* [CHALLENGE]
State the number of lines that include the string "Level", and write nothing else.

* [DATA FOR PROCESSING]
◆ ◆ ◆

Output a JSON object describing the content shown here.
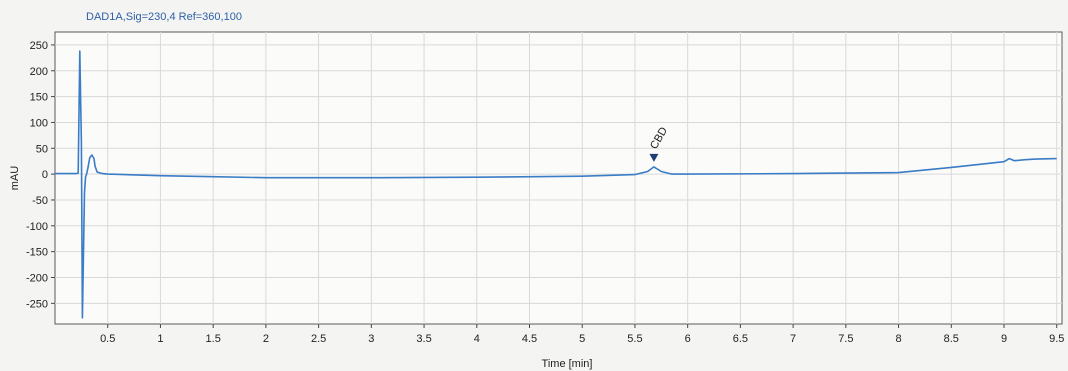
{
  "chart_data": {
    "type": "line",
    "signal_label": "DAD1A,Sig=230,4  Ref=360,100",
    "xlabel": "Time [min]",
    "ylabel": "mAU",
    "xlim": [
      0,
      9.55
    ],
    "ylim": [
      -290,
      275
    ],
    "x_ticks": [
      0.5,
      1,
      1.5,
      2,
      2.5,
      3,
      3.5,
      4,
      4.5,
      5,
      5.5,
      6,
      6.5,
      7,
      7.5,
      8,
      8.5,
      9,
      9.5
    ],
    "y_ticks": [
      -250,
      -200,
      -150,
      -100,
      -50,
      0,
      50,
      100,
      150,
      200,
      250
    ],
    "grid": true,
    "series": [
      {
        "color": "#3a7cc6",
        "x": [
          0,
          0.2,
          0.22,
          0.235,
          0.25,
          0.26,
          0.27,
          0.28,
          0.29,
          0.3,
          0.31,
          0.33,
          0.35,
          0.37,
          0.38,
          0.4,
          0.45,
          0.5,
          1,
          1.5,
          2,
          3,
          4,
          5,
          5.5,
          5.62,
          5.68,
          5.75,
          5.85,
          6,
          7,
          7.5,
          8,
          8.5,
          9,
          9.05,
          9.1,
          9.2,
          9.3,
          9.5
        ],
        "y": [
          1,
          1,
          2,
          238,
          60,
          -278,
          -150,
          -35,
          -5,
          0,
          10,
          32,
          37,
          30,
          15,
          4,
          1,
          0,
          -3,
          -5,
          -7,
          -7,
          -6,
          -4,
          -1,
          5,
          14,
          5,
          0,
          0,
          1,
          2,
          3,
          13,
          24,
          30,
          26,
          28,
          29,
          30
        ]
      }
    ],
    "annotations": [
      {
        "label": "CBD",
        "x": 5.68,
        "y": 14
      }
    ]
  }
}
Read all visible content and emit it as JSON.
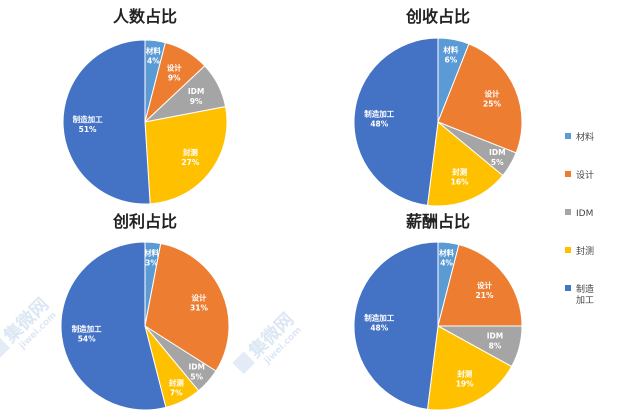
{
  "colors": {
    "材料": "#5b9bd5",
    "设计": "#ed7d31",
    "IDM": "#a5a5a5",
    "封测": "#ffc000",
    "制造加工": "#4472c4"
  },
  "legend": {
    "items": [
      {
        "label": "材料",
        "color": "#5b9bd5"
      },
      {
        "label": "设计",
        "color": "#ed7d31"
      },
      {
        "label": "IDM",
        "color": "#a5a5a5"
      },
      {
        "label": "封测",
        "color": "#ffc000"
      },
      {
        "label": "制造加工",
        "color": "#4472c4"
      }
    ]
  },
  "watermark": {
    "text": "集微网",
    "url": "jiwei.com"
  },
  "chart_data": [
    {
      "type": "pie",
      "title": "人数占比",
      "slices": [
        {
          "label": "材料",
          "value": 4,
          "display": "4%"
        },
        {
          "label": "设计",
          "value": 9,
          "display": "9%"
        },
        {
          "label": "IDM",
          "value": 9,
          "display": "9%"
        },
        {
          "label": "封测",
          "value": 27,
          "display": "27%"
        },
        {
          "label": "制造加工",
          "value": 51,
          "display": "51%"
        }
      ]
    },
    {
      "type": "pie",
      "title": "创收占比",
      "slices": [
        {
          "label": "材料",
          "value": 6,
          "display": "6%"
        },
        {
          "label": "设计",
          "value": 25,
          "display": "25%"
        },
        {
          "label": "IDM",
          "value": 5,
          "display": "5%"
        },
        {
          "label": "封测",
          "value": 16,
          "display": "16%"
        },
        {
          "label": "制造加工",
          "value": 48,
          "display": "48%"
        }
      ]
    },
    {
      "type": "pie",
      "title": "创利占比",
      "slices": [
        {
          "label": "材料",
          "value": 3,
          "display": "3%"
        },
        {
          "label": "设计",
          "value": 31,
          "display": "31%"
        },
        {
          "label": "IDM",
          "value": 5,
          "display": "5%"
        },
        {
          "label": "封测",
          "value": 7,
          "display": "7%"
        },
        {
          "label": "制造加工",
          "value": 54,
          "display": "54%"
        }
      ]
    },
    {
      "type": "pie",
      "title": "薪酬占比",
      "slices": [
        {
          "label": "材料",
          "value": 4,
          "display": "4%"
        },
        {
          "label": "设计",
          "value": 21,
          "display": "21%"
        },
        {
          "label": "IDM",
          "value": 8,
          "display": "8%"
        },
        {
          "label": "封测",
          "value": 19,
          "display": "19%"
        },
        {
          "label": "制造加工",
          "value": 48,
          "display": "48%"
        }
      ]
    }
  ]
}
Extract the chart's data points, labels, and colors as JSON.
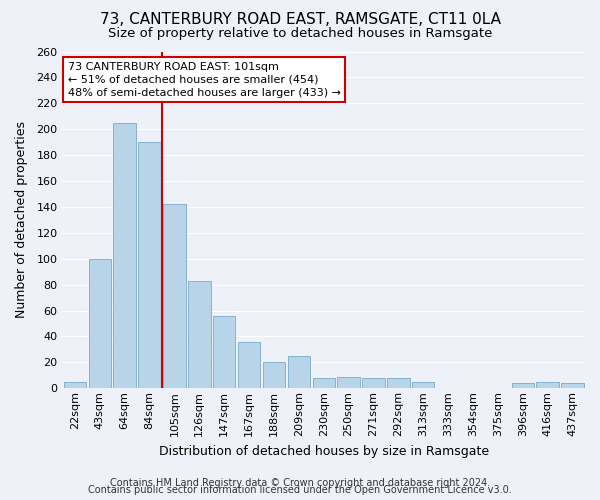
{
  "title": "73, CANTERBURY ROAD EAST, RAMSGATE, CT11 0LA",
  "subtitle": "Size of property relative to detached houses in Ramsgate",
  "xlabel": "Distribution of detached houses by size in Ramsgate",
  "ylabel": "Number of detached properties",
  "bar_labels": [
    "22sqm",
    "43sqm",
    "64sqm",
    "84sqm",
    "105sqm",
    "126sqm",
    "147sqm",
    "167sqm",
    "188sqm",
    "209sqm",
    "230sqm",
    "250sqm",
    "271sqm",
    "292sqm",
    "313sqm",
    "333sqm",
    "354sqm",
    "375sqm",
    "396sqm",
    "416sqm",
    "437sqm"
  ],
  "bar_values": [
    5,
    100,
    205,
    190,
    142,
    83,
    56,
    36,
    20,
    25,
    8,
    9,
    8,
    8,
    5,
    0,
    0,
    0,
    4,
    5,
    4
  ],
  "bar_color": "#b8d4e8",
  "bar_edge_color": "#7aaac8",
  "vline_color": "#cc0000",
  "vline_index": 4,
  "annotation_title": "73 CANTERBURY ROAD EAST: 101sqm",
  "annotation_line1": "← 51% of detached houses are smaller (454)",
  "annotation_line2": "48% of semi-detached houses are larger (433) →",
  "annotation_box_facecolor": "#ffffff",
  "annotation_box_edgecolor": "#cc0000",
  "ylim": [
    0,
    260
  ],
  "yticks": [
    0,
    20,
    40,
    60,
    80,
    100,
    120,
    140,
    160,
    180,
    200,
    220,
    240,
    260
  ],
  "footer_line1": "Contains HM Land Registry data © Crown copyright and database right 2024.",
  "footer_line2": "Contains public sector information licensed under the Open Government Licence v3.0.",
  "background_color": "#eef2f8",
  "grid_color": "#ffffff",
  "title_fontsize": 11,
  "subtitle_fontsize": 9.5,
  "axis_label_fontsize": 9,
  "tick_fontsize": 8,
  "footer_fontsize": 7
}
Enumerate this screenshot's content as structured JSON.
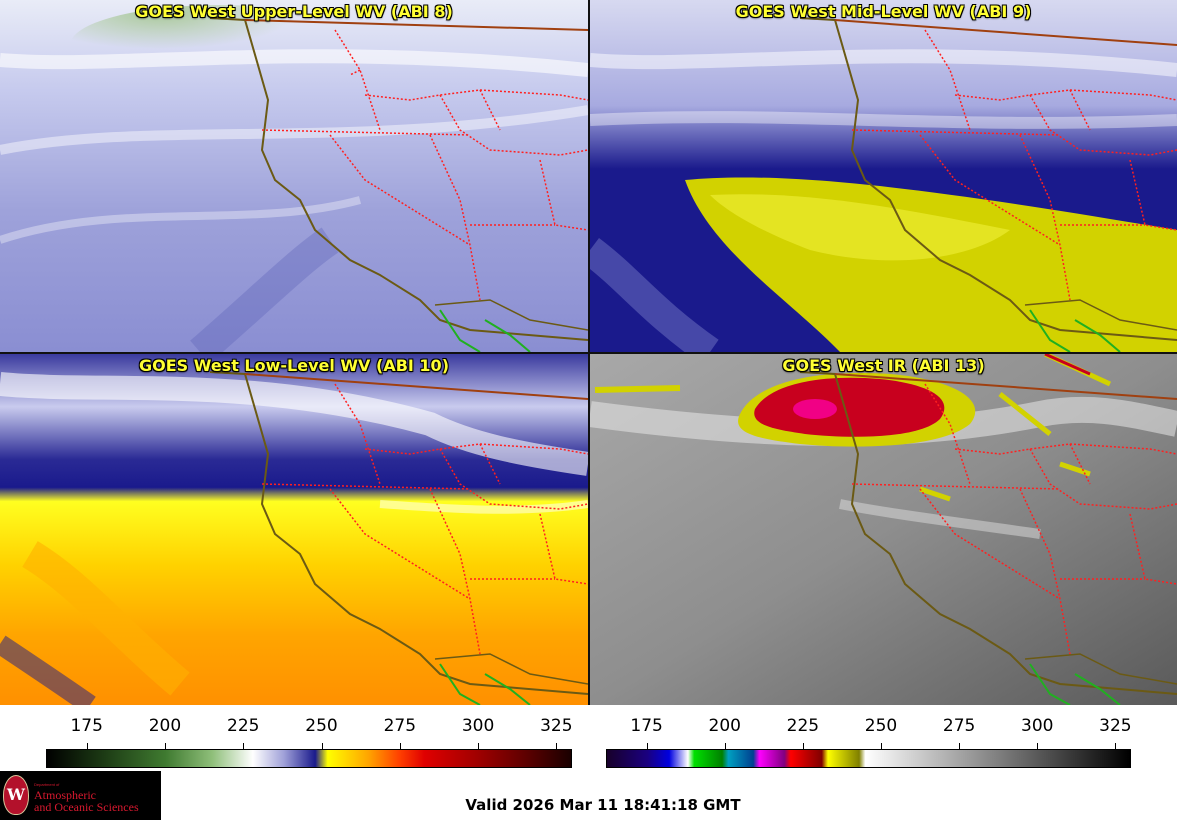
{
  "panels": {
    "upper": {
      "title": "GOES West Upper-Level WV (ABI 8)"
    },
    "mid": {
      "title": "GOES West Mid-Level WV (ABI 9)"
    },
    "low": {
      "title": "GOES West Low-Level WV (ABI 10)"
    },
    "ir": {
      "title": "GOES West IR (ABI 13)"
    }
  },
  "colorbar_wv": {
    "ticks": [
      "175",
      "200",
      "225",
      "250",
      "275",
      "300",
      "325"
    ],
    "tick_values": [
      175,
      200,
      225,
      250,
      275,
      300,
      325
    ],
    "range": [
      162,
      330
    ],
    "stops": [
      {
        "v": 162,
        "c": "#000000"
      },
      {
        "v": 180,
        "c": "#1c3a14"
      },
      {
        "v": 200,
        "c": "#3f7a30"
      },
      {
        "v": 215,
        "c": "#8fbf7a"
      },
      {
        "v": 228,
        "c": "#ffffff"
      },
      {
        "v": 238,
        "c": "#9fa0d8"
      },
      {
        "v": 248,
        "c": "#1a1a8c"
      },
      {
        "v": 252,
        "c": "#ffff00"
      },
      {
        "v": 265,
        "c": "#ffa500"
      },
      {
        "v": 275,
        "c": "#ff4000"
      },
      {
        "v": 283,
        "c": "#e00000"
      },
      {
        "v": 300,
        "c": "#a00000"
      },
      {
        "v": 315,
        "c": "#600000"
      },
      {
        "v": 330,
        "c": "#1a0000"
      }
    ]
  },
  "colorbar_ir": {
    "ticks": [
      "175",
      "200",
      "225",
      "250",
      "275",
      "300",
      "325"
    ],
    "tick_values": [
      175,
      200,
      225,
      250,
      275,
      300,
      325
    ],
    "range": [
      162,
      330
    ],
    "stops": [
      {
        "v": 162,
        "c": "#18002a"
      },
      {
        "v": 175,
        "c": "#1a0080"
      },
      {
        "v": 182,
        "c": "#0000e0"
      },
      {
        "v": 188,
        "c": "#ffffff"
      },
      {
        "v": 190,
        "c": "#00e000"
      },
      {
        "v": 199,
        "c": "#008000"
      },
      {
        "v": 201,
        "c": "#00a0c0"
      },
      {
        "v": 209,
        "c": "#004090"
      },
      {
        "v": 211,
        "c": "#ff00ff"
      },
      {
        "v": 219,
        "c": "#800080"
      },
      {
        "v": 221,
        "c": "#ff0000"
      },
      {
        "v": 231,
        "c": "#800000"
      },
      {
        "v": 233,
        "c": "#ffff00"
      },
      {
        "v": 243,
        "c": "#808000"
      },
      {
        "v": 245,
        "c": "#ffffff"
      },
      {
        "v": 330,
        "c": "#000000"
      }
    ]
  },
  "footer": {
    "valid": "Valid 2026 Mar 11 18:41:18 GMT",
    "logo_seal": "W",
    "logo_dept": "Department of",
    "logo_line1": "Atmospheric",
    "logo_line2": "and Oceanic Sciences"
  },
  "colors": {
    "coast": "#6b5a14",
    "state_borders": "#ff2020",
    "canada_border": "#a04010",
    "mexico_coast": "#20b020"
  }
}
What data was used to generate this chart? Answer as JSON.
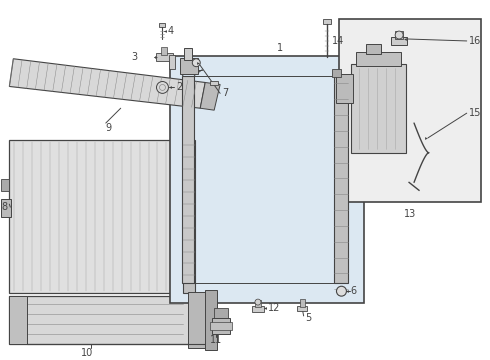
{
  "bg_color": "#ffffff",
  "line_color": "#444444",
  "fill_light": "#e8e8e8",
  "fill_mid": "#d0d0d0",
  "fill_dark": "#aaaaaa",
  "subbox_fill": "#e8eef4",
  "box13_fill": "#eeeeee"
}
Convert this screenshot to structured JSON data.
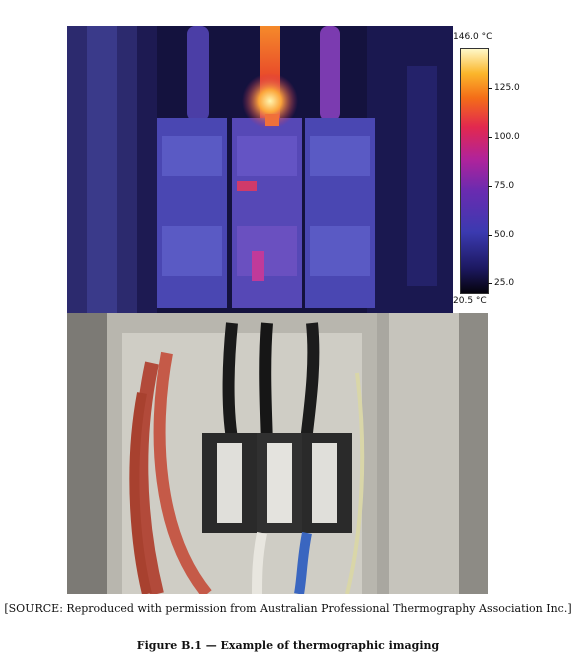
{
  "scale": {
    "max_label": "146.0 °C",
    "min_label": "20.5 °C",
    "min_value": 20.5,
    "max_value": 146.0,
    "ticks": [
      "125.0",
      "100.0",
      "75.0",
      "50.0",
      "25.0"
    ]
  },
  "source_text": "[SOURCE: Reproduced with permission from Australian Professional Thermography Association Inc.]",
  "caption": "Figure B.1 — Example of thermographic imaging",
  "colors": {
    "thermal_background": "#12103a",
    "hotspot": "#f46d18",
    "photo_background": "#7d7b76"
  }
}
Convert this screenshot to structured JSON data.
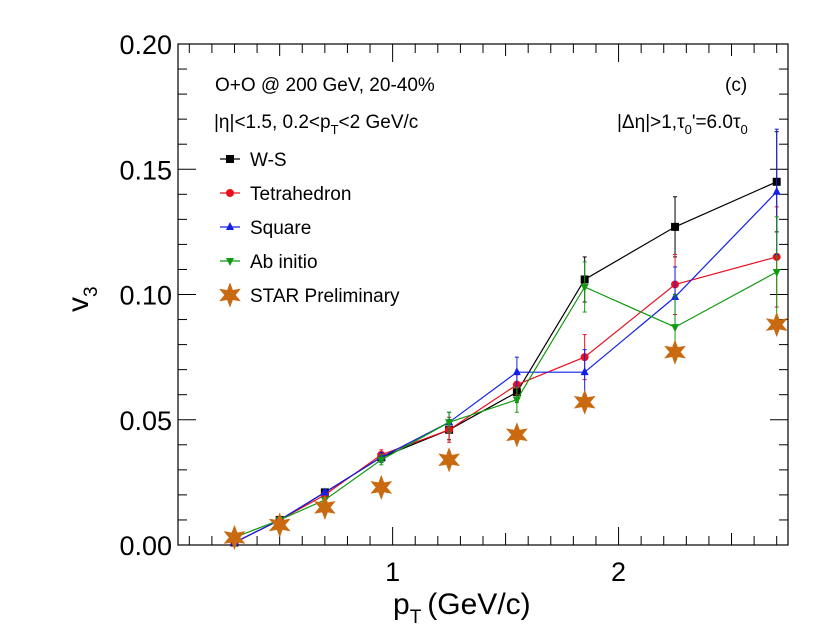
{
  "chart_data": {
    "type": "line",
    "title": "",
    "xlabel": "p",
    "xlabel_sub": "T",
    "xlabel_units": "(GeV/c)",
    "ylabel": "v",
    "ylabel_sub": "3",
    "xlim": [
      0.05,
      2.75
    ],
    "ylim": [
      0.0,
      0.2
    ],
    "grid": false,
    "yticks": [
      {
        "value": 0.0,
        "label": "0.00"
      },
      {
        "value": 0.05,
        "label": "0.05"
      },
      {
        "value": 0.1,
        "label": "0.10"
      },
      {
        "value": 0.15,
        "label": "0.15"
      },
      {
        "value": 0.2,
        "label": "0.20"
      }
    ],
    "xticks": [
      {
        "value": 1,
        "label": "1"
      },
      {
        "value": 2,
        "label": "2"
      }
    ],
    "annotations": {
      "system": "O+O @ 200 GeV, 20-40%",
      "cuts_eta": "|η|<1.5, 0.2<p",
      "cuts_pt_sub": "T",
      "cuts_pt_rest": "<2 GeV/c",
      "panel": "(c)",
      "deta_part1": "|Δη|>1,τ",
      "deta_sub1": "0",
      "deta_part2": "'=6.0τ",
      "deta_sub2": "0"
    },
    "legend_position": "top-left",
    "series": [
      {
        "name": "W-S",
        "color": "#000000",
        "marker": "square",
        "x": [
          0.3,
          0.5,
          0.7,
          0.95,
          1.25,
          1.55,
          1.85,
          2.25,
          2.7
        ],
        "y": [
          0.001,
          0.01,
          0.021,
          0.035,
          0.046,
          0.061,
          0.106,
          0.127,
          0.145
        ],
        "err": [
          0.001,
          0.001,
          0.001,
          0.002,
          0.004,
          0.004,
          0.009,
          0.012,
          0.02
        ]
      },
      {
        "name": "Tetrahedron",
        "color": "#e8101e",
        "marker": "circle",
        "x": [
          0.3,
          0.5,
          0.7,
          0.95,
          1.25,
          1.55,
          1.85,
          2.25,
          2.7
        ],
        "y": [
          0.001,
          0.01,
          0.02,
          0.036,
          0.046,
          0.064,
          0.075,
          0.104,
          0.115
        ],
        "err": [
          0.001,
          0.001,
          0.001,
          0.002,
          0.005,
          0.004,
          0.009,
          0.012,
          0.02
        ]
      },
      {
        "name": "Square",
        "color": "#1020e8",
        "marker": "triangle-up",
        "x": [
          0.3,
          0.5,
          0.7,
          0.95,
          1.25,
          1.55,
          1.85,
          2.25,
          2.7
        ],
        "y": [
          0.001,
          0.01,
          0.021,
          0.035,
          0.049,
          0.069,
          0.069,
          0.099,
          0.141
        ],
        "err": [
          0.001,
          0.001,
          0.001,
          0.002,
          0.004,
          0.006,
          0.009,
          0.012,
          0.025
        ]
      },
      {
        "name": "Ab initio",
        "color": "#109a10",
        "marker": "triangle-down",
        "x": [
          0.3,
          0.5,
          0.7,
          0.95,
          1.25,
          1.55,
          1.85,
          2.25,
          2.7
        ],
        "y": [
          0.003,
          0.01,
          0.018,
          0.034,
          0.049,
          0.058,
          0.103,
          0.087,
          0.109
        ],
        "err": [
          0.001,
          0.001,
          0.001,
          0.002,
          0.004,
          0.005,
          0.01,
          0.013,
          0.022
        ]
      },
      {
        "name": "STAR Preliminary",
        "color": "#c96a10",
        "marker": "star",
        "line": false,
        "x": [
          0.3,
          0.5,
          0.7,
          0.95,
          1.25,
          1.55,
          1.85,
          2.25,
          2.7
        ],
        "y": [
          0.003,
          0.008,
          0.015,
          0.023,
          0.034,
          0.044,
          0.057,
          0.077,
          0.088
        ]
      }
    ]
  }
}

◆ ◆ ◆

* [ANSWER TO THE PROBLEM]
3